**GIVEN EXERCISE**
Below are some records. How many of their lines contain the string "земле"? Give the number only.

--

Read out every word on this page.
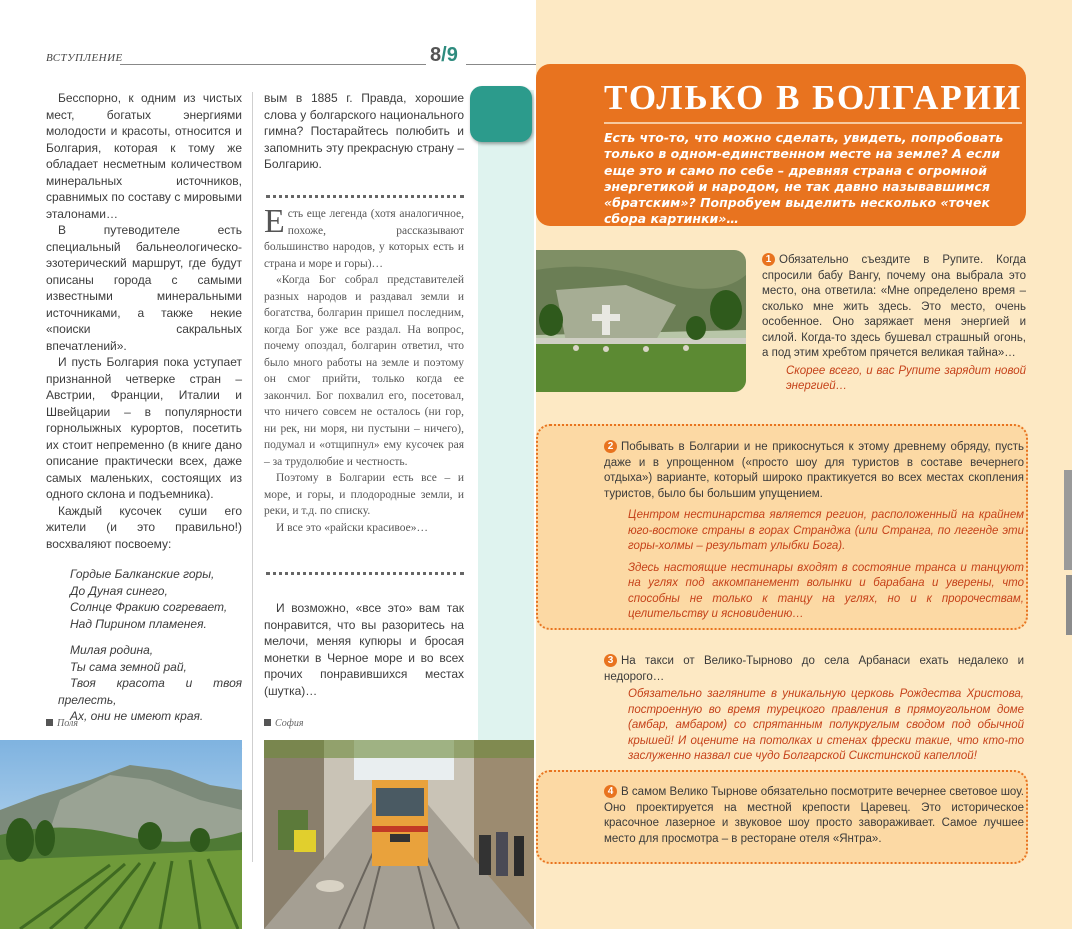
ВСТУПЛЕНИЕ	8/9

Бесспорно, к одним из чистых мест, богатых энергиями молодости и красоты, относится и Болгария, которая к тому же обладает несметным количеством минеральных источников, сравнимых по составу с мировыми эталонами…

В путеводителе есть специальный бальнеологическо-эзотерический маршрут, где будут описаны города с самыми известными минеральными источниками, а также некие «поиски сакральных впечатлений».

И пусть Болгария пока уступает признанной четверке стран – Австрии, Франции, Италии и Швейцарии – в популярности горнолыжных курортов, посетить их стоит непременно (в книге дано описание практически всех, даже самых маленьких, состоящих из одного склона и подъемника).

Каждый кусочек суши его жители (и это правильно!) восхваляют посвоему:

Гордые Балканские горы,

До Дуная синего,

Солнце Фракию согревает,

Над Пирином пламенея.

Милая родина,

Ты сама земной рай,

Твоя красота и твоя прелесть,

Ах, они не имеют края.

вым в 1885 г. Правда, хорошие слова у болгарского национального гимна? Постарайтесь полюбить и запомнить эту прекрасную страну – Болгарию.

Есть еще легенда (хотя аналогичное, похоже, рассказывают большинство народов, у которых есть и страна и море и горы)…
«Когда Бог собрал представителей разных народов и раздавал земли и богатства, болгарин пришел последним, когда Бог уже все раздал. На вопрос, почему опоздал, болгарин ответил, что было много работы на земле и поэтому он смог прийти, только когда ее закончил. Бог похвалил его, посетовал, что ничего совсем не осталось (ни гор, ни рек, ни моря, ни пустыни – ничего), подумал и «отщипнул» ему кусочек рая – за трудолюбие и честность.
Поэтому в Болгарии есть все – и море, и горы, и плодородные земли, и реки, и т.д. по списку.
И все это «райски красивое»…

И возможно, «все это» вам так понравится, что вы разоритесь на мелочи, меняя купюры и бросая монетки в Черное море и во всех прочих понравившихся местах (шутка)…

Поля	София
ТОЛЬКО В БОЛГАРИИ
Есть что-то, что можно сделать, увидеть, попробовать только в одном-единственном месте на земле? А если еще это и само по себе – древняя страна с огромной энергетикой и народом, не так давно называвшимся «братским»? Попробуем выделить несколько «точек сбора картинки»…
1 Обязательно съездите в Рупите. Когда спросили бабу Вангу, почему она выбрала это место, она ответила: «Мне определено время – сколько мне жить здесь. Это место, очень особенное. Оно заряжает меня энергией и силой. Когда-то здесь бушевал страшный огонь, а под этим хребтом прячется великая тайна»…
Скорее всего, и вас Рупите зарядит новой энергией…
2 Побывать в Болгарии и не прикоснуться к этому древнему обряду, пусть даже и в упрощенном («просто шоу для туристов в составе вечернего отдыха») варианте, который широко практикуется во всех местах скопления туристов, было бы большим упущением.
Центром нестинарства является регион, расположенный на крайнем юго-востоке страны в горах Странджа (или Странга, по легенде эти горы-холмы – результат улыбки Бога).
Здесь настоящие нестинары входят в состояние транса и танцуют на углях под аккомпанемент волынки и барабана и уверены, что способны не только к танцу на углях, но и к пророчествам, целительству и ясновидению…
3 На такси от Велико-Тырново до села Арбанаси ехать недалеко и недорого…
Обязательно загляните в уникальную церковь Рождества Христова, построенную во время турецкого правления в прямоугольном доме (амбар, амбаром) со спрятанным полукруглым сводом под обычной крышей! И оцените на потолках и стенах фрески такие, что кто-то заслуженно назвал сие чудо Болгарской Сикстинской капеллой!
4 В самом Велико Тырнове обязательно посмотрите вечернее световое шоу. Оно проектируется на местной крепости Царевец. Это историческое красочное лазерное и звуковое шоу просто завораживает. Самое лучшее место для просмотра – в ресторане отеля «Янтра».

--

**RESPONSE BELOW**
2